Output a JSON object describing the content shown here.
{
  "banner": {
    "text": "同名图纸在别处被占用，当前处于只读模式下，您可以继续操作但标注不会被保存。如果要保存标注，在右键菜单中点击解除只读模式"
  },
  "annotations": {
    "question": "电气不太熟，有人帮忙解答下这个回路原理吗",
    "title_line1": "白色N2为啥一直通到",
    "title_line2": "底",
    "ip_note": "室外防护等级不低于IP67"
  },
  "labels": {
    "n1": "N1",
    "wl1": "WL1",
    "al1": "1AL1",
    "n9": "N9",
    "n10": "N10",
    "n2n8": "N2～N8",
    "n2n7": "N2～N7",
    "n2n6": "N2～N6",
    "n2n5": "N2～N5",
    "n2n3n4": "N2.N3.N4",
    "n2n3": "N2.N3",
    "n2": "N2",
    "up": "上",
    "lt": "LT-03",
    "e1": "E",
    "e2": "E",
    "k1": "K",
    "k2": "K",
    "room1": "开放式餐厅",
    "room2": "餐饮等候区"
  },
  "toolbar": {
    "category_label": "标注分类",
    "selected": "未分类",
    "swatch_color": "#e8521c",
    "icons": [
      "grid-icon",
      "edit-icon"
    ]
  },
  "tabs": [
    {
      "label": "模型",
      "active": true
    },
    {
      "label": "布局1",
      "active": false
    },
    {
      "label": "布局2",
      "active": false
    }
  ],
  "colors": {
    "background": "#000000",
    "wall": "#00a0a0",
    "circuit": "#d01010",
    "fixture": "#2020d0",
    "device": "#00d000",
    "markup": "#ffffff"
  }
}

What the exercise asks:
Repeat each entry word for word.

Exercise result:
Output a JSON object describing the content shown here.
{
  "banner": {
    "text": "同名图纸在别处被占用，当前处于只读模式下，您可以继续操作但标注不会被保存。如果要保存标注，在右键菜单中点击解除只读模式"
  },
  "annotations": {
    "question": "电气不太熟，有人帮忙解答下这个回路原理吗",
    "title_line1": "白色N2为啥一直通到",
    "title_line2": "底",
    "ip_note": "室外防护等级不低于IP67"
  },
  "labels": {
    "n1": "N1",
    "wl1": "WL1",
    "al1": "1AL1",
    "n9": "N9",
    "n10": "N10",
    "n2n8": "N2～N8",
    "n2n7": "N2～N7",
    "n2n6": "N2～N6",
    "n2n5": "N2～N5",
    "n2n3n4": "N2.N3.N4",
    "n2n3": "N2.N3",
    "n2": "N2",
    "up": "上",
    "lt": "LT-03",
    "e1": "E",
    "e2": "E",
    "k1": "K",
    "k2": "K",
    "room1": "开放式餐厅",
    "room2": "餐饮等候区"
  },
  "toolbar": {
    "category_label": "标注分类",
    "selected": "未分类",
    "swatch_color": "#e8521c",
    "icons": [
      "grid-icon",
      "edit-icon"
    ]
  },
  "tabs": [
    {
      "label": "模型",
      "active": true
    },
    {
      "label": "布局1",
      "active": false
    },
    {
      "label": "布局2",
      "active": false
    }
  ],
  "colors": {
    "background": "#000000",
    "wall": "#00a0a0",
    "circuit": "#d01010",
    "fixture": "#2020d0",
    "device": "#00d000",
    "markup": "#ffffff"
  }
}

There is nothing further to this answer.